[WHAT IS BEING ASKED] Search the records below for the word "with". Pull out each line that has it.
DATA FOR PROCESSING start
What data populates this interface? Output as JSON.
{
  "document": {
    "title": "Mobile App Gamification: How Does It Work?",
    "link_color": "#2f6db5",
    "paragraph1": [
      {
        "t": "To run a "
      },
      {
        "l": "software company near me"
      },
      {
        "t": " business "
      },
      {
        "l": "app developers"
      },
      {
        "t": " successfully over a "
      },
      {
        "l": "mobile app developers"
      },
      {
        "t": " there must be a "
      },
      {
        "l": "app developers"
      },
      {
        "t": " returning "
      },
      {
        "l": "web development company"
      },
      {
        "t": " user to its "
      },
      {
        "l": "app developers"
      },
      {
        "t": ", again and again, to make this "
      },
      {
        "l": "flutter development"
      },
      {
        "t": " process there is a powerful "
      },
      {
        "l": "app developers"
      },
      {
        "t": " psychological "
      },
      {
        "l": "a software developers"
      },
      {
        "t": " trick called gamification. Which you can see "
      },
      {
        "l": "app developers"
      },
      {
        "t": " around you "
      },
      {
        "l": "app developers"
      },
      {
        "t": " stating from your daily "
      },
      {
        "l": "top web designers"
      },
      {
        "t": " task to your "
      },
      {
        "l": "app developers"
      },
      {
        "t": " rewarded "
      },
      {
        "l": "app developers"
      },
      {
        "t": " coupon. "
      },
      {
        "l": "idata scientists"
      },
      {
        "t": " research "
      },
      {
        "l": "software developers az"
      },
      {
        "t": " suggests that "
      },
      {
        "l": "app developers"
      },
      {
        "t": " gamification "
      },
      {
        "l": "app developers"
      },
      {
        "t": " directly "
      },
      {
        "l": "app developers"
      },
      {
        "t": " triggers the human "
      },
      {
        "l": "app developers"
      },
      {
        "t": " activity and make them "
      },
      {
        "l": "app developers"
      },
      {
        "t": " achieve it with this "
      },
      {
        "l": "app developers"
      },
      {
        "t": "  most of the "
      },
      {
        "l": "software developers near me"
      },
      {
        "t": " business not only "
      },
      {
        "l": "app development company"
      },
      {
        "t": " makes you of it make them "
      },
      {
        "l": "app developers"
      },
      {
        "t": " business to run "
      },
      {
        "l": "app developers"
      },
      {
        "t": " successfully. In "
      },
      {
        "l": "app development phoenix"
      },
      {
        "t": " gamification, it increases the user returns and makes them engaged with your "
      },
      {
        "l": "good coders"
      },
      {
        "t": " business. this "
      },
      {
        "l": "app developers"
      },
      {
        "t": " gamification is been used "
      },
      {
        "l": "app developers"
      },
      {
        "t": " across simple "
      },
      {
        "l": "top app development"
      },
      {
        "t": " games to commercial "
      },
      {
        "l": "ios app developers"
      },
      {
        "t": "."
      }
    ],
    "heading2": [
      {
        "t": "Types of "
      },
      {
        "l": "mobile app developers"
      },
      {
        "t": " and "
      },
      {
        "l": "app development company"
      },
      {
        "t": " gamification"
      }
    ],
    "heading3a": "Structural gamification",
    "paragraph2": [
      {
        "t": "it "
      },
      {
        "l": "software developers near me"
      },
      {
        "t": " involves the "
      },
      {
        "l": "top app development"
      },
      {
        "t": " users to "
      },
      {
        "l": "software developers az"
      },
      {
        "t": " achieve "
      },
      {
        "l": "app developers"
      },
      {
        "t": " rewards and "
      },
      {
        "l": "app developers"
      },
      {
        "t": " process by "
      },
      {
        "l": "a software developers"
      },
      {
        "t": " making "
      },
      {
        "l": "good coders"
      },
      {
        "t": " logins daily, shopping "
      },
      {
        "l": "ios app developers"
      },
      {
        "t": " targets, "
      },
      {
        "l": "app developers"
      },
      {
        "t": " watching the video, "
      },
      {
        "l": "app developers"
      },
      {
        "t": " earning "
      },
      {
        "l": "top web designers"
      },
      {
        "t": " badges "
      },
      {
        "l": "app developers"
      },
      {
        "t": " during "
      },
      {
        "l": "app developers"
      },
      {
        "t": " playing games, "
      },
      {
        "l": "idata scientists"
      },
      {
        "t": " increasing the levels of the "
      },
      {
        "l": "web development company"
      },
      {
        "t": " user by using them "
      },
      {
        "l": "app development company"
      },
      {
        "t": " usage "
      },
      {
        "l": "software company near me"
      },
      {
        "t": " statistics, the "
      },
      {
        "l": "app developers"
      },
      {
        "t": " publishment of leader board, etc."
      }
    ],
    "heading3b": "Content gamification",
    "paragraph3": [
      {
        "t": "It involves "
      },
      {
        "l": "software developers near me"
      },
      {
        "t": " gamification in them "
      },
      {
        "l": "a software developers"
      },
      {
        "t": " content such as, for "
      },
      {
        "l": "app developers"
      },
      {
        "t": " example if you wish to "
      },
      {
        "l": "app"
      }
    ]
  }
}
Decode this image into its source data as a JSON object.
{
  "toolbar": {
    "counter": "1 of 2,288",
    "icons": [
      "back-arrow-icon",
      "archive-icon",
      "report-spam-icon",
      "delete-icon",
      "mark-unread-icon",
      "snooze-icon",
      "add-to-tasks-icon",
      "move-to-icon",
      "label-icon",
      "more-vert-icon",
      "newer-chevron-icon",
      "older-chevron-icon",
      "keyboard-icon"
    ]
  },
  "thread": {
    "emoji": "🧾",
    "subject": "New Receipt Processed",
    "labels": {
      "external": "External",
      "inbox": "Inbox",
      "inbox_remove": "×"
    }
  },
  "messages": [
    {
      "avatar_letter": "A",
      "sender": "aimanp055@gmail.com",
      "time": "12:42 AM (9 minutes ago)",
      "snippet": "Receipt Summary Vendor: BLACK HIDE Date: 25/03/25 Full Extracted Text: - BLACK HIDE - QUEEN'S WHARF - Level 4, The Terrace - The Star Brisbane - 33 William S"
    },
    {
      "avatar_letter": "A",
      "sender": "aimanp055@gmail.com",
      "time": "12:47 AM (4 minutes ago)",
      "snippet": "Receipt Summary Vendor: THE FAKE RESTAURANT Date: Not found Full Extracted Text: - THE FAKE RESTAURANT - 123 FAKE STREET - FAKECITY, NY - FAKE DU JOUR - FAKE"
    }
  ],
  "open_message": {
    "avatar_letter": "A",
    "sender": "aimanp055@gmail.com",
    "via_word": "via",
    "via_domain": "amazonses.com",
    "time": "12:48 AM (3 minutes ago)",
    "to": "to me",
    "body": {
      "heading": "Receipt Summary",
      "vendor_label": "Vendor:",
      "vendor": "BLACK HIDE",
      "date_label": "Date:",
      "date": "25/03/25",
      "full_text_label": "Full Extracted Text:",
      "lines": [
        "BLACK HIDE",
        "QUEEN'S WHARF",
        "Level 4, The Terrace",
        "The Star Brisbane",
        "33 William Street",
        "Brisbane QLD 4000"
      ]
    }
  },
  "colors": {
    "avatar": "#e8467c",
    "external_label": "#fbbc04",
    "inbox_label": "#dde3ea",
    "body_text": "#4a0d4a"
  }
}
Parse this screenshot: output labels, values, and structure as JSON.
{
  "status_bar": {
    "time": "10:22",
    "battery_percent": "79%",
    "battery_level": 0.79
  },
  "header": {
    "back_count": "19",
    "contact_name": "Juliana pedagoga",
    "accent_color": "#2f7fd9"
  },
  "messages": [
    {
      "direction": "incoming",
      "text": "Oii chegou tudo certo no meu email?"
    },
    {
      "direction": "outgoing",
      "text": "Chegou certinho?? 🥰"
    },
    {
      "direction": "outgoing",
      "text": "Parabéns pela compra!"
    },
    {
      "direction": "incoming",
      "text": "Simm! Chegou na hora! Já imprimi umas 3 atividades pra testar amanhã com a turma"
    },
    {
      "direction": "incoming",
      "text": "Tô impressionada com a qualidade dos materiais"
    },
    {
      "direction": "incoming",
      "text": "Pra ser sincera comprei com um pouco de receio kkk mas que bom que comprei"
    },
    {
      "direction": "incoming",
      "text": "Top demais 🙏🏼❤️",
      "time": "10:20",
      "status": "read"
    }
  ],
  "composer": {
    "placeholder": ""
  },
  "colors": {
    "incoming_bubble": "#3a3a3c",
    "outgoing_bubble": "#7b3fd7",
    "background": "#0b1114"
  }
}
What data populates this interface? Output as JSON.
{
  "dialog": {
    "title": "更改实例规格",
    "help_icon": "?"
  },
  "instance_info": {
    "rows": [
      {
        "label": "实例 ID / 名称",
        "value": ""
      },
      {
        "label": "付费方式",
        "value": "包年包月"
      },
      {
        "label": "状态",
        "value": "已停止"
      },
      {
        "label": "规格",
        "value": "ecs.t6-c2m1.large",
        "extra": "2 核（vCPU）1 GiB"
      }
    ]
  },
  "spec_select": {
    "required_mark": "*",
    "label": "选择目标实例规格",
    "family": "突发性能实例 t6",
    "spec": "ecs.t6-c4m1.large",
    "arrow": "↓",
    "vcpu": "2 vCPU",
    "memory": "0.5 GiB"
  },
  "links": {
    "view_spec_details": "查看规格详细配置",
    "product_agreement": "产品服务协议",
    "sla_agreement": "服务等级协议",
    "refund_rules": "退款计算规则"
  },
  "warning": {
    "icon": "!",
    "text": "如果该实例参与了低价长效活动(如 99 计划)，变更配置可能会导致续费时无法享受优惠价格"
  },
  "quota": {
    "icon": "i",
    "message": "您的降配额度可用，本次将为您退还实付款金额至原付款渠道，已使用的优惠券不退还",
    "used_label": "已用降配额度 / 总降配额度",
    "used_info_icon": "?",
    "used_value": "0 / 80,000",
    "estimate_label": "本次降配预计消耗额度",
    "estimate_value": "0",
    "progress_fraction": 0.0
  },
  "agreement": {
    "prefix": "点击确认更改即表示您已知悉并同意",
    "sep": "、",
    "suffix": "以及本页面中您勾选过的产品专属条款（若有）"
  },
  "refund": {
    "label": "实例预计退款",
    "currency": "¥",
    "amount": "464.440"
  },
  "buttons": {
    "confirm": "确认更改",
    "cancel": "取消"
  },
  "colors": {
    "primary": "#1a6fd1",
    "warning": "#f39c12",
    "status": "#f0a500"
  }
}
DATA FOR PROCESSING end
[SOLUTION]
        "t": " achieve it with this "
        "t": " gamification, it increases the user returns and makes them engaged with your "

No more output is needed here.